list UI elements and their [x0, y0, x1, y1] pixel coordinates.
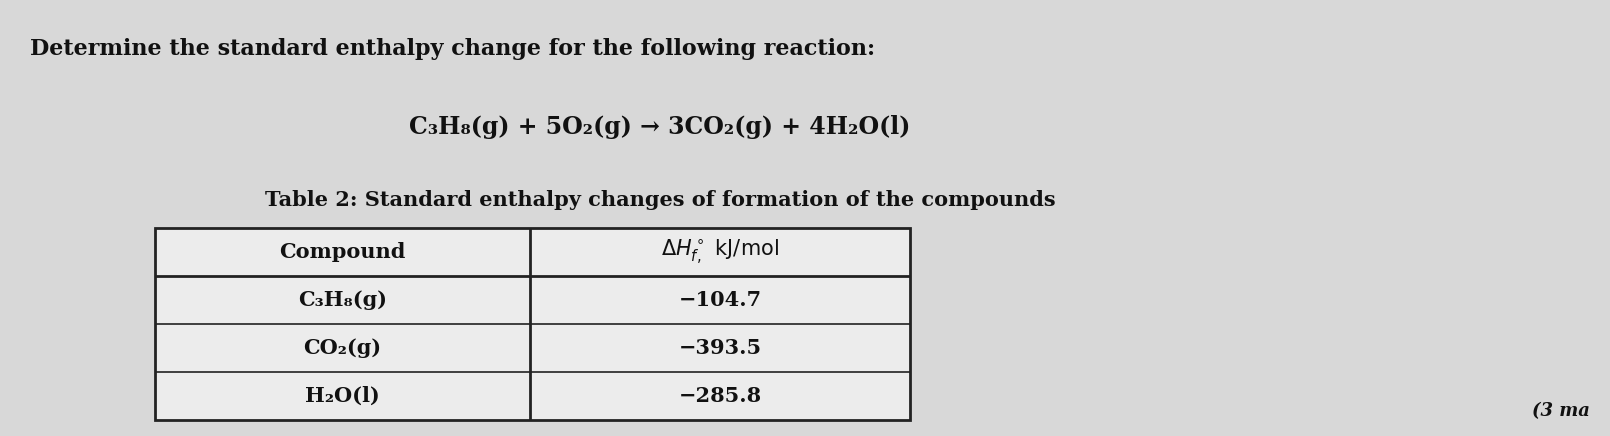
Text: $\Delta H^\circ_{f,}\ \mathrm{kJ/mol}$: $\Delta H^\circ_{f,}\ \mathrm{kJ/mol}$: [662, 238, 779, 266]
Text: H₂O(l): H₂O(l): [306, 386, 380, 406]
Text: −393.5: −393.5: [678, 338, 762, 358]
Text: (3 ma: (3 ma: [1533, 402, 1591, 420]
Text: CO₂(g): CO₂(g): [303, 338, 382, 358]
Text: −285.8: −285.8: [678, 386, 762, 406]
Text: Table 2: Standard enthalpy changes of formation of the compounds: Table 2: Standard enthalpy changes of fo…: [264, 190, 1055, 210]
Text: C₃H₈(g) + 5O₂(g) → 3CO₂(g) + 4H₂O(l): C₃H₈(g) + 5O₂(g) → 3CO₂(g) + 4H₂O(l): [409, 115, 911, 139]
Text: −104.7: −104.7: [678, 290, 762, 310]
Bar: [155, 228, 910, 420]
Text: Determine the standard enthalpy change for the following reaction:: Determine the standard enthalpy change f…: [31, 38, 876, 60]
Text: C₃H₈(g): C₃H₈(g): [298, 290, 386, 310]
Text: Compound: Compound: [279, 242, 406, 262]
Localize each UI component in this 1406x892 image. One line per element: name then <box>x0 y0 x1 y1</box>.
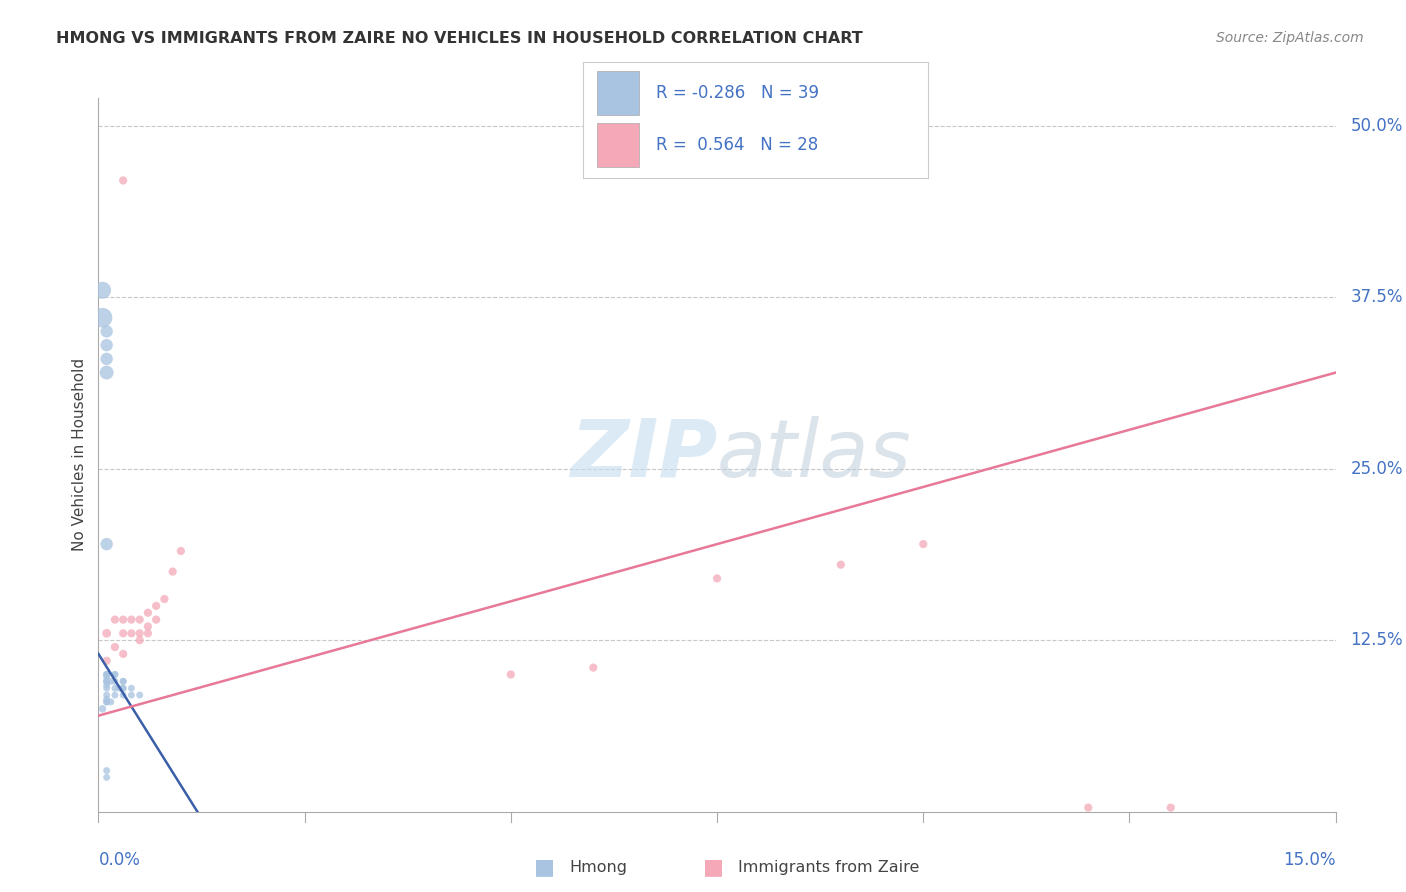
Point <box>96 695 118 709</box>
Point <box>108 681 131 696</box>
Point <box>120 688 142 702</box>
Point <box>104 688 127 702</box>
Text: atlas: atlas <box>717 416 912 494</box>
Point <box>1077 800 1099 814</box>
Point <box>104 640 127 654</box>
Point <box>830 558 852 572</box>
Point <box>91 310 114 325</box>
Point <box>91 702 114 716</box>
Text: 15.0%: 15.0% <box>1284 851 1336 869</box>
Text: ZIP: ZIP <box>569 416 717 494</box>
Point <box>120 626 142 640</box>
Point <box>104 674 127 689</box>
Text: Source: ZipAtlas.com: Source: ZipAtlas.com <box>1216 31 1364 45</box>
Point <box>96 674 118 689</box>
Bar <box>598 123 638 167</box>
Point <box>145 599 167 613</box>
Y-axis label: No Vehicles in Household: No Vehicles in Household <box>72 359 87 551</box>
Point <box>96 667 118 681</box>
Point <box>104 613 127 627</box>
Point <box>96 338 118 352</box>
Point <box>96 678 118 692</box>
Point <box>112 613 135 627</box>
Point <box>96 695 118 709</box>
Text: ■: ■ <box>534 857 555 877</box>
Point <box>136 619 159 633</box>
Point <box>128 688 150 702</box>
Point <box>96 674 118 689</box>
Point <box>100 695 122 709</box>
Point <box>96 626 118 640</box>
Text: R =  0.564   N = 28: R = 0.564 N = 28 <box>655 136 818 153</box>
Point <box>912 537 935 551</box>
Point <box>1160 800 1182 814</box>
Point <box>112 681 135 696</box>
Text: Immigrants from Zaire: Immigrants from Zaire <box>738 860 920 874</box>
Point <box>100 674 122 689</box>
Point <box>96 670 118 684</box>
Point <box>128 633 150 648</box>
Point <box>96 654 118 668</box>
Point <box>96 681 118 696</box>
Text: 12.5%: 12.5% <box>1351 632 1403 649</box>
Point <box>91 283 114 297</box>
Point <box>499 667 522 681</box>
Point <box>162 565 184 579</box>
Bar <box>598 70 638 114</box>
Point <box>96 674 118 689</box>
Point <box>96 764 118 778</box>
Text: R = -0.286   N = 39: R = -0.286 N = 39 <box>655 84 818 102</box>
Point <box>582 660 605 674</box>
Point <box>136 606 159 620</box>
Point <box>104 667 127 681</box>
Point <box>96 688 118 702</box>
Text: 37.5%: 37.5% <box>1351 288 1403 306</box>
Point <box>128 626 150 640</box>
Point <box>153 592 176 607</box>
Point <box>96 351 118 366</box>
Point <box>170 544 193 558</box>
Point <box>112 626 135 640</box>
Point <box>96 692 118 706</box>
Text: 50.0%: 50.0% <box>1351 117 1403 135</box>
Point <box>104 681 127 696</box>
Text: Hmong: Hmong <box>569 860 627 874</box>
Point <box>96 325 118 339</box>
Text: 0.0%: 0.0% <box>98 851 141 869</box>
Point <box>96 667 118 681</box>
Point <box>128 613 150 627</box>
Point <box>112 681 135 696</box>
Point <box>120 681 142 696</box>
Point <box>96 771 118 785</box>
Point <box>136 626 159 640</box>
Point <box>112 674 135 689</box>
Point <box>104 667 127 681</box>
Point <box>112 688 135 702</box>
Point <box>96 667 118 681</box>
Text: 25.0%: 25.0% <box>1351 459 1403 477</box>
Point <box>96 537 118 551</box>
Point <box>96 366 118 380</box>
Point <box>145 613 167 627</box>
Point <box>112 647 135 661</box>
Point <box>112 674 135 689</box>
Text: HMONG VS IMMIGRANTS FROM ZAIRE NO VEHICLES IN HOUSEHOLD CORRELATION CHART: HMONG VS IMMIGRANTS FROM ZAIRE NO VEHICL… <box>56 31 863 46</box>
Text: ■: ■ <box>703 857 724 877</box>
Point <box>120 613 142 627</box>
Point <box>112 173 135 187</box>
Point <box>706 571 728 585</box>
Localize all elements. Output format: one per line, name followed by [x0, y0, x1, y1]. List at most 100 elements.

————————

Task prompt: Reproduce every one of the items above word for word, leaving out the pictures.

Task result:
list UI elements and their [x0, y0, x1, y1] pixel coordinates.
Text: $\Delta H^\circ_{f,}\ \mathrm{kJ/mol}$: $\Delta H^\circ_{f,}\ \mathrm{kJ/mol}$: [662, 238, 779, 266]
Text: H₂O(l): H₂O(l): [306, 386, 380, 406]
Text: −393.5: −393.5: [678, 338, 762, 358]
Text: (3 ma: (3 ma: [1533, 402, 1591, 420]
Text: CO₂(g): CO₂(g): [303, 338, 382, 358]
Text: −285.8: −285.8: [678, 386, 762, 406]
Text: Table 2: Standard enthalpy changes of formation of the compounds: Table 2: Standard enthalpy changes of fo…: [264, 190, 1055, 210]
Text: C₃H₈(g) + 5O₂(g) → 3CO₂(g) + 4H₂O(l): C₃H₈(g) + 5O₂(g) → 3CO₂(g) + 4H₂O(l): [409, 115, 911, 139]
Text: −104.7: −104.7: [678, 290, 762, 310]
Bar: [155, 228, 910, 420]
Text: Determine the standard enthalpy change for the following reaction:: Determine the standard enthalpy change f…: [31, 38, 876, 60]
Text: C₃H₈(g): C₃H₈(g): [298, 290, 386, 310]
Text: Compound: Compound: [279, 242, 406, 262]
Localize each UI component in this 1406x892 image. One line per element: name then <box>x0 y0 x1 y1</box>.
Point <box>96 695 118 709</box>
Point <box>108 681 131 696</box>
Point <box>120 688 142 702</box>
Point <box>104 688 127 702</box>
Text: atlas: atlas <box>717 416 912 494</box>
Point <box>1077 800 1099 814</box>
Point <box>104 640 127 654</box>
Point <box>830 558 852 572</box>
Point <box>91 310 114 325</box>
Point <box>91 702 114 716</box>
Text: 15.0%: 15.0% <box>1284 851 1336 869</box>
Text: ZIP: ZIP <box>569 416 717 494</box>
Point <box>120 626 142 640</box>
Point <box>104 674 127 689</box>
Text: Source: ZipAtlas.com: Source: ZipAtlas.com <box>1216 31 1364 45</box>
Point <box>96 674 118 689</box>
Bar <box>598 123 638 167</box>
Point <box>145 599 167 613</box>
Y-axis label: No Vehicles in Household: No Vehicles in Household <box>72 359 87 551</box>
Point <box>96 667 118 681</box>
Point <box>104 613 127 627</box>
Point <box>96 338 118 352</box>
Point <box>96 678 118 692</box>
Point <box>112 613 135 627</box>
Point <box>96 695 118 709</box>
Text: ■: ■ <box>534 857 555 877</box>
Point <box>136 619 159 633</box>
Point <box>128 688 150 702</box>
Point <box>96 674 118 689</box>
Point <box>100 695 122 709</box>
Point <box>96 626 118 640</box>
Text: R =  0.564   N = 28: R = 0.564 N = 28 <box>655 136 818 153</box>
Point <box>912 537 935 551</box>
Point <box>1160 800 1182 814</box>
Point <box>112 681 135 696</box>
Text: Immigrants from Zaire: Immigrants from Zaire <box>738 860 920 874</box>
Point <box>100 674 122 689</box>
Point <box>96 670 118 684</box>
Point <box>128 633 150 648</box>
Point <box>96 654 118 668</box>
Point <box>96 681 118 696</box>
Text: 12.5%: 12.5% <box>1351 632 1403 649</box>
Point <box>91 283 114 297</box>
Point <box>499 667 522 681</box>
Point <box>162 565 184 579</box>
Bar <box>598 70 638 114</box>
Point <box>96 674 118 689</box>
Point <box>96 764 118 778</box>
Text: R = -0.286   N = 39: R = -0.286 N = 39 <box>655 84 818 102</box>
Point <box>582 660 605 674</box>
Point <box>136 606 159 620</box>
Point <box>104 667 127 681</box>
Point <box>96 688 118 702</box>
Text: 37.5%: 37.5% <box>1351 288 1403 306</box>
Point <box>128 626 150 640</box>
Point <box>153 592 176 607</box>
Point <box>96 351 118 366</box>
Point <box>170 544 193 558</box>
Point <box>112 626 135 640</box>
Point <box>96 692 118 706</box>
Text: 50.0%: 50.0% <box>1351 117 1403 135</box>
Point <box>104 681 127 696</box>
Text: Hmong: Hmong <box>569 860 627 874</box>
Point <box>96 325 118 339</box>
Text: 0.0%: 0.0% <box>98 851 141 869</box>
Point <box>96 667 118 681</box>
Point <box>128 613 150 627</box>
Point <box>112 681 135 696</box>
Point <box>120 681 142 696</box>
Point <box>96 771 118 785</box>
Point <box>136 626 159 640</box>
Point <box>112 674 135 689</box>
Point <box>104 667 127 681</box>
Point <box>112 688 135 702</box>
Point <box>96 667 118 681</box>
Text: 25.0%: 25.0% <box>1351 459 1403 477</box>
Point <box>96 537 118 551</box>
Point <box>96 366 118 380</box>
Point <box>145 613 167 627</box>
Point <box>112 647 135 661</box>
Point <box>112 674 135 689</box>
Text: HMONG VS IMMIGRANTS FROM ZAIRE NO VEHICLES IN HOUSEHOLD CORRELATION CHART: HMONG VS IMMIGRANTS FROM ZAIRE NO VEHICL… <box>56 31 863 46</box>
Text: ■: ■ <box>703 857 724 877</box>
Point <box>120 613 142 627</box>
Point <box>112 173 135 187</box>
Point <box>706 571 728 585</box>
Localize all elements. Output format: one per line, name followed by [x0, y0, x1, y1]. List at most 100 elements.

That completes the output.